■ **Consignes**:
Mettez les lignes de toutes les entrées ci-dessous sous forme de liste JSON de chaînes, à raison d'une chaîne par ligne et sans les lignes vides. Laissez les images de côté dans votre réponse.

■ **Documents de travail**:
——————
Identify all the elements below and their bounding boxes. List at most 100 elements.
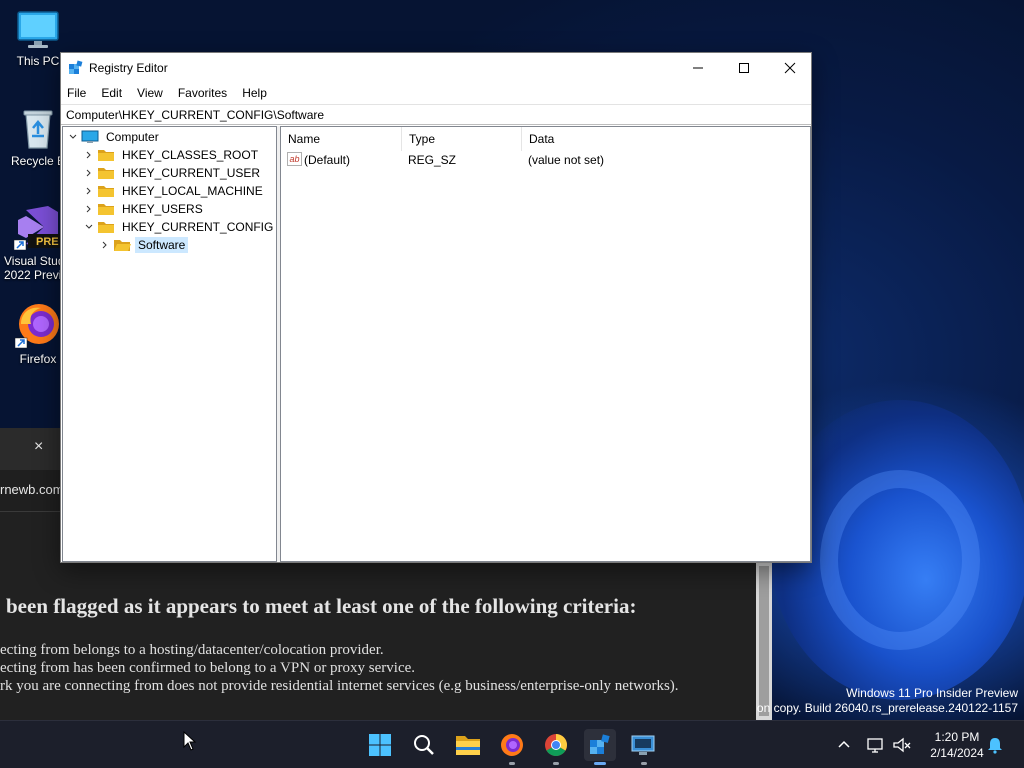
firefox-icon bbox=[15, 304, 59, 348]
address-bar bbox=[61, 104, 811, 125]
mouse-cursor-icon bbox=[183, 731, 197, 751]
chevron-up-icon bbox=[838, 740, 850, 748]
chevron-right-icon[interactable] bbox=[83, 146, 95, 164]
address-input[interactable] bbox=[61, 105, 811, 124]
clock[interactable]: 1:20 PM 2/14/2024 bbox=[920, 729, 994, 761]
menu-edit[interactable]: Edit bbox=[101, 86, 122, 100]
search-icon bbox=[414, 735, 434, 755]
firefox-icon bbox=[501, 734, 523, 756]
remote-desktop-taskbar-button[interactable] bbox=[628, 729, 660, 765]
menu-file[interactable]: File bbox=[67, 86, 86, 100]
chrome-icon bbox=[545, 734, 567, 756]
url-fragment: rnewb.com bbox=[0, 482, 64, 497]
watermark-line1: Windows 11 Pro Insider Preview bbox=[846, 686, 1018, 700]
criteria-item: ecting from belongs to a hosting/datacen… bbox=[0, 642, 384, 658]
close-icon bbox=[784, 62, 796, 74]
network-icon bbox=[867, 738, 883, 753]
background-scrollbar[interactable] bbox=[756, 562, 772, 720]
scrollbar-thumb[interactable] bbox=[759, 566, 769, 716]
network-tray-button[interactable] bbox=[866, 721, 886, 768]
computer-icon bbox=[81, 130, 99, 143]
volume-muted-icon bbox=[893, 737, 911, 753]
search-button[interactable] bbox=[408, 729, 440, 761]
tree-item-computer[interactable]: Computer bbox=[67, 128, 162, 146]
recycle-bin-icon bbox=[23, 110, 53, 149]
chevron-right-icon[interactable] bbox=[83, 164, 95, 182]
chevron-right-icon[interactable] bbox=[99, 236, 111, 254]
preview-badge: PRE bbox=[36, 236, 59, 248]
minimize-icon bbox=[693, 67, 703, 69]
chevron-down-icon[interactable] bbox=[67, 128, 79, 146]
tree-label: HKEY_CLASSES_ROOT bbox=[122, 148, 259, 162]
value-name: (Default) bbox=[304, 153, 351, 167]
tree-label: HKEY_USERS bbox=[122, 202, 203, 216]
tree-item-hkey-local-machine[interactable]: HKEY_LOCAL_MACHINE bbox=[83, 182, 266, 200]
file-explorer-button[interactable] bbox=[452, 729, 484, 761]
file-explorer-icon bbox=[456, 736, 480, 755]
window-title: Registry Editor bbox=[89, 61, 168, 75]
title-bar[interactable]: Registry Editor bbox=[61, 53, 811, 83]
column-header-data[interactable]: Data bbox=[522, 127, 808, 151]
maximize-icon bbox=[739, 63, 749, 73]
registry-editor-window: Registry Editor File Edit View Favorites… bbox=[60, 52, 812, 563]
tree-item-software[interactable]: Software bbox=[99, 236, 189, 254]
folder-icon bbox=[98, 204, 114, 215]
tree-item-hkey-classes-root[interactable]: HKEY_CLASSES_ROOT bbox=[83, 146, 261, 164]
maximize-button[interactable] bbox=[721, 53, 767, 83]
chrome-taskbar-button[interactable] bbox=[540, 729, 572, 765]
minimize-button[interactable] bbox=[675, 53, 721, 83]
close-icon[interactable]: × bbox=[34, 438, 43, 456]
notifications-button[interactable] bbox=[986, 721, 1004, 768]
running-indicator bbox=[509, 762, 515, 765]
remote-desktop-icon bbox=[631, 735, 655, 755]
folder-open-icon bbox=[114, 240, 131, 251]
volume-tray-button[interactable] bbox=[892, 721, 912, 768]
start-icon bbox=[369, 734, 391, 756]
monitor-icon bbox=[17, 11, 59, 48]
value-type: REG_SZ bbox=[408, 153, 457, 167]
values-list: Name Type Data ab (Default) REG_SZ (valu… bbox=[281, 126, 811, 562]
tree-label: Computer bbox=[106, 130, 159, 144]
menu-bar: File Edit View Favorites Help bbox=[61, 83, 811, 103]
tree-item-hkey-current-user[interactable]: HKEY_CURRENT_USER bbox=[83, 164, 263, 182]
running-indicator bbox=[553, 762, 559, 765]
registry-editor-taskbar-button[interactable] bbox=[584, 729, 616, 765]
chevron-right-icon[interactable] bbox=[83, 182, 95, 200]
running-indicator bbox=[641, 762, 647, 765]
watermark-line2: on copy. Build 26040.rs_prerelease.24012… bbox=[756, 701, 1018, 715]
value-row[interactable]: ab (Default) REG_SZ (value not set) bbox=[281, 151, 809, 169]
chevron-right-icon[interactable] bbox=[83, 200, 95, 218]
folder-icon bbox=[98, 222, 114, 233]
menu-help[interactable]: Help bbox=[242, 86, 267, 100]
chevron-down-icon[interactable] bbox=[83, 218, 95, 236]
menu-favorites[interactable]: Favorites bbox=[178, 86, 227, 100]
tree-label: HKEY_CURRENT_USER bbox=[122, 166, 261, 180]
start-button[interactable] bbox=[364, 729, 396, 761]
registry-tree: Computer HKEY_CLASSES_ROOT HKEY_CURRENT_… bbox=[62, 126, 276, 562]
bell-icon bbox=[988, 738, 1002, 754]
background-browser-url[interactable]: rnewb.com bbox=[0, 470, 64, 512]
string-value-icon: ab bbox=[287, 152, 302, 166]
tree-label: HKEY_LOCAL_MACHINE bbox=[122, 184, 263, 198]
value-data: (value not set) bbox=[528, 153, 605, 167]
close-button[interactable] bbox=[767, 53, 813, 83]
criteria-item: rk you are connecting from does not prov… bbox=[0, 678, 679, 694]
criteria-item: ecting from has been confirmed to belong… bbox=[0, 660, 416, 676]
taskbar: 1:20 PM 2/14/2024 bbox=[0, 720, 1024, 768]
tree-label-selected: Software bbox=[135, 237, 189, 253]
clock-date: 2/14/2024 bbox=[930, 746, 984, 760]
tree-item-hkey-users[interactable]: HKEY_USERS bbox=[83, 200, 206, 218]
column-header-type[interactable]: Type bbox=[402, 127, 522, 151]
menu-view[interactable]: View bbox=[137, 86, 163, 100]
firefox-taskbar-button[interactable] bbox=[496, 729, 528, 765]
folder-icon bbox=[98, 168, 114, 179]
background-browser-tab[interactable]: × bbox=[0, 428, 60, 470]
tree-label: HKEY_CURRENT_CONFIG bbox=[122, 220, 274, 234]
folder-icon bbox=[98, 186, 114, 197]
tree-item-hkey-current-config[interactable]: HKEY_CURRENT_CONFIG bbox=[83, 218, 276, 236]
registry-editor-icon bbox=[69, 60, 83, 74]
clock-time: 1:20 PM bbox=[934, 730, 980, 744]
column-header-name[interactable]: Name bbox=[281, 127, 402, 151]
registry-editor-icon bbox=[590, 734, 610, 754]
show-hidden-icons-button[interactable] bbox=[836, 721, 852, 768]
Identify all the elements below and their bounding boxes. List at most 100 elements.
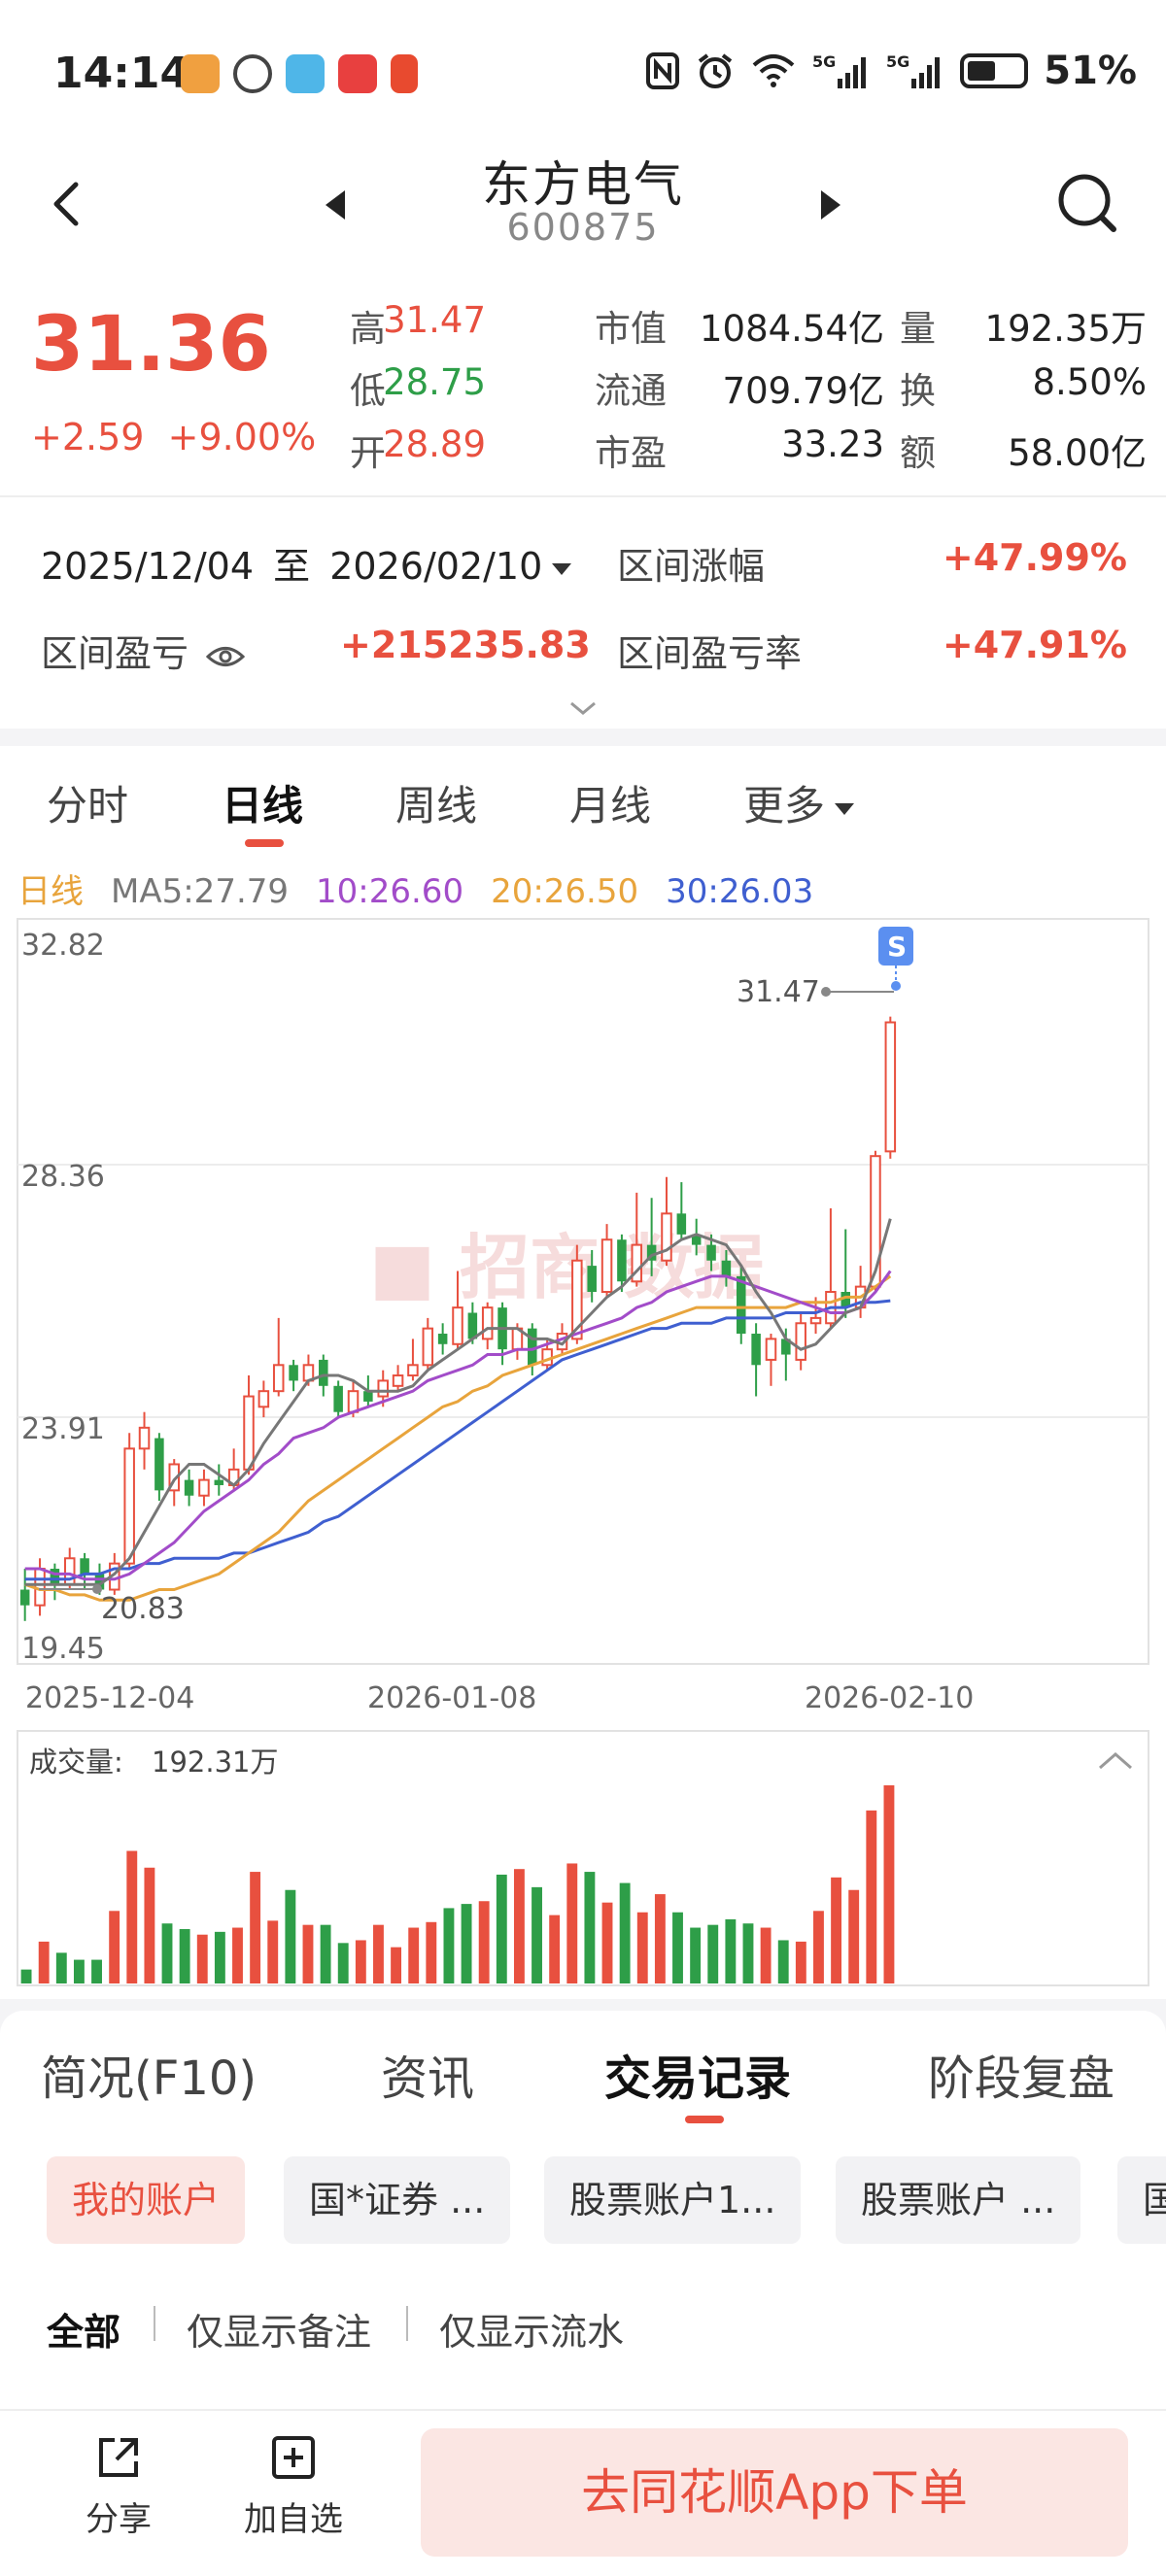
——————
■ **Corrigé**:
[
  "Identify all the elements below and their bounding boxes. List at most 100 elements.",
  "firefox-icon bbox=[15, 304, 59, 348]",
  "address-bar bbox=[61, 104, 811, 125]",
  "mouse-cursor-icon bbox=[183, 731, 197, 751]",
  "chevron-up-icon bbox=[838, 740, 850, 748]",
  "chevron-right-icon[interactable] bbox=[83, 146, 95, 164]",
  "address-input[interactable] bbox=[61, 105, 811, 124]",
  "clock[interactable]: 1:20 PM 2/14/2024 bbox=[920, 729, 994, 761]",
  "menu-edit[interactable]: Edit bbox=[101, 86, 122, 100]",
  "search-icon bbox=[414, 735, 434, 755]",
  "firefox-icon bbox=[501, 734, 523, 756]",
  "remote-desktop-taskbar-button[interactable] bbox=[628, 729, 660, 765]",
  "menu-file[interactable]: File bbox=[67, 86, 86, 100]",
  "chrome-icon bbox=[545, 734, 567, 756]",
  "url-fragment: rnewb.com bbox=[0, 482, 64, 497]",
  "watermark-line1: Windows 11 Pro Insider Preview bbox=[846, 686, 1018, 700]",
  "criteria-item: ecting from belongs to a hosting/datacen… bbox=[0, 642, 384, 658]",
  "close-icon bbox=[784, 62, 796, 74]",
  "network-icon bbox=[867, 738, 883, 753]",
  "background-scrollbar[interactable] bbox=[756, 562, 772, 720]",
  "scrollbar-thumb[interactable] bbox=[759, 566, 769, 716]",
  "network-tray-button[interactable] bbox=[866, 721, 886, 768]",
  "computer-icon bbox=[81, 130, 99, 143]",
  "volume-muted-icon bbox=[893, 737, 911, 753]",
  "search-button[interactable] bbox=[408, 729, 440, 761]",
  "tree-item-computer[interactable]: Computer bbox=[67, 128, 162, 146]",
  "recycle-bin-icon bbox=[23, 110, 53, 149]",
  "chevron-right-icon[interactable] bbox=[83, 164, 95, 182]",
  "chevron-right-icon[interactable] bbox=[99, 236, 111, 254]",
  "preview-badge: PRE bbox=[36, 236, 59, 248]",
  "minimize-icon bbox=[693, 67, 703, 69]",
  "chevron-down-icon[interactable] bbox=[67, 128, 79, 146]",
  "tree-label: HKEY_CLASSES_ROOT bbox=[122, 148, 259, 162]",
  "value-name: (Default) bbox=[304, 153, 351, 167]",
  "tree-label: HKEY_USERS bbox=[122, 202, 203, 216]",
  "tree-item-hkey-local-machine[interactable]: HKEY_LOCAL_MACHINE bbox=[83, 182, 266, 200]",
  "file-explorer-button[interactable] bbox=[452, 729, 484, 761]",
  "file-explorer-icon bbox=[456, 736, 480, 755]",
  "window-title: Registry Editor bbox=[89, 61, 168, 75]",
  "title-bar[interactable]: Registry Editor bbox=[61, 53, 811, 83]",
  "column-header-data[interactable]: Data bbox=[522, 127, 808, 151]",
  "maximize-icon bbox=[739, 63, 749, 73]",
  "registry-editor-window: Registry Editor File Edit View Favorites… bbox=[60, 52, 812, 563]",
  "tree-item-software[interactable]: Software bbox=[99, 236, 189, 254]",
  "folder-icon bbox=[98, 204, 114, 215]",
  "tree-item-hkey-classes-root[interactable]: HKEY_CLASSES_ROOT bbox=[83, 146, 261, 164]",
  "maximize-button[interactable] bbox=[721, 53, 767, 83]",
  "chrome-taskbar-button[interactable] bbox=[540, 729, 572, 765]",
  "minimize-button[interactable] bbox=[675, 53, 721, 83]",
  "close-icon[interactable]: × bbox=[34, 438, 43, 456]",
  "notifications-button[interactable] bbox=[986, 721, 1004, 768]",
  "running-indicator bbox=[509, 762, 515, 765]",
  "remote-desktop-icon bbox=[631, 735, 655, 755]",
  "folder-open-icon bbox=[114, 240, 131, 251]",
  "volume-tray-button[interactable] bbox=[892, 721, 912, 768]",
  "start-icon bbox=[369, 734, 391, 756]",
  "monitor-icon bbox=[17, 11, 59, 48]",
  "value-type: REG_SZ bbox=[408, 153, 457, 167]",
  "values-list: Name Type Data ab (Default) REG_SZ (valu… bbox=[281, 126, 811, 562]",
  "tree-label: Computer bbox=[106, 130, 159, 144]",
  "menu-bar: File Edit View Favorites Help bbox=[61, 83, 811, 103]",
  "tree-item-hkey-current-user[interactable]: HKEY_CURRENT_USER bbox=[83, 164, 263, 182]",
  "running-indicator bbox=[553, 762, 559, 765]",
  "registry-editor-taskbar-button[interactable] bbox=[584, 729, 616, 765]",
  "chevron-right-icon[interactable] bbox=[83, 182, 95, 200]",
  "running-indicator bbox=[641, 762, 647, 765]",
  "watermark-line2: on copy. Build 26040.rs_prerelease.24012… bbox=[756, 701, 1018, 715]",
  "value-row[interactable]: ab (Default) REG_SZ (value not set) bbox=[281, 151, 809, 169]",
  "chevron-right-icon[interactable] bbox=[83, 200, 95, 218]",
  "folder-icon bbox=[98, 222, 114, 233]",
  "menu-help[interactable]: Help bbox=[242, 86, 267, 100]",
  "chevron-down-icon[interactable] bbox=[83, 218, 95, 236]",
  "menu-favorites[interactable]: Favorites bbox=[178, 86, 227, 100]",
  "tree-label: HKEY_CURRENT_USER bbox=[122, 166, 261, 180]",
  "start-button[interactable] bbox=[364, 729, 396, 761]",
  "registry-tree: Computer HKEY_CLASSES_ROOT HKEY_CURRENT_… bbox=[62, 126, 276, 562]",
  "bell-icon bbox=[988, 738, 1002, 754]",
  "background-browser-url[interactable]: rnewb.com bbox=[0, 470, 64, 512]",
  "string-value-icon: ab bbox=[287, 152, 302, 166]",
  "tree-label: HKEY_LOCAL_MACHINE bbox=[122, 184, 263, 198]",
  "value-data: (value not set) bbox=[528, 153, 605, 167]",
  "close-button[interactable] bbox=[767, 53, 813, 83]",
  "criteria-item: rk you are connecting from does not prov… bbox=[0, 678, 679, 694]",
  "criteria-item: ecting from has been confirmed to belong… bbox=[0, 660, 416, 676]",
  "taskbar: 1:20 PM 2/14/2024 bbox=[0, 720, 1024, 768]",
  "tree-label-selected: Software bbox=[135, 237, 189, 253]",
  "clock-date: 2/14/2024 bbox=[930, 746, 984, 760]",
  "tree-item-hkey-users[interactable]: HKEY_USERS bbox=[83, 200, 206, 218]",
  "column-header-type[interactable]: Type bbox=[402, 127, 522, 151]",
  "menu-view[interactable]: View bbox=[137, 86, 163, 100]",
  "firefox-taskbar-button[interactable] bbox=[496, 729, 528, 765]",
  "folder-icon bbox=[98, 168, 114, 179]",
  "background-browser-tab[interactable]: × bbox=[0, 428, 60, 470]",
  "tree-label: HKEY_CURRENT_CONFIG bbox=[122, 220, 274, 234]",
  "folder-icon bbox=[98, 186, 114, 197]",
  "tree-item-hkey-current-config[interactable]: HKEY_CURRENT_CONFIG bbox=[83, 218, 276, 236]",
  "registry-editor-icon bbox=[69, 60, 83, 74]",
  "clock-time: 1:20 PM bbox=[934, 730, 980, 744]",
  "column-header-name[interactable]: Name bbox=[281, 127, 402, 151]",
  "registry-editor-icon bbox=[590, 734, 610, 754]",
  "show-hidden-icons-button[interactable] bbox=[836, 721, 852, 768]",
  "Identify all the elements below and their bounding boxes. List at most 100 elements."
]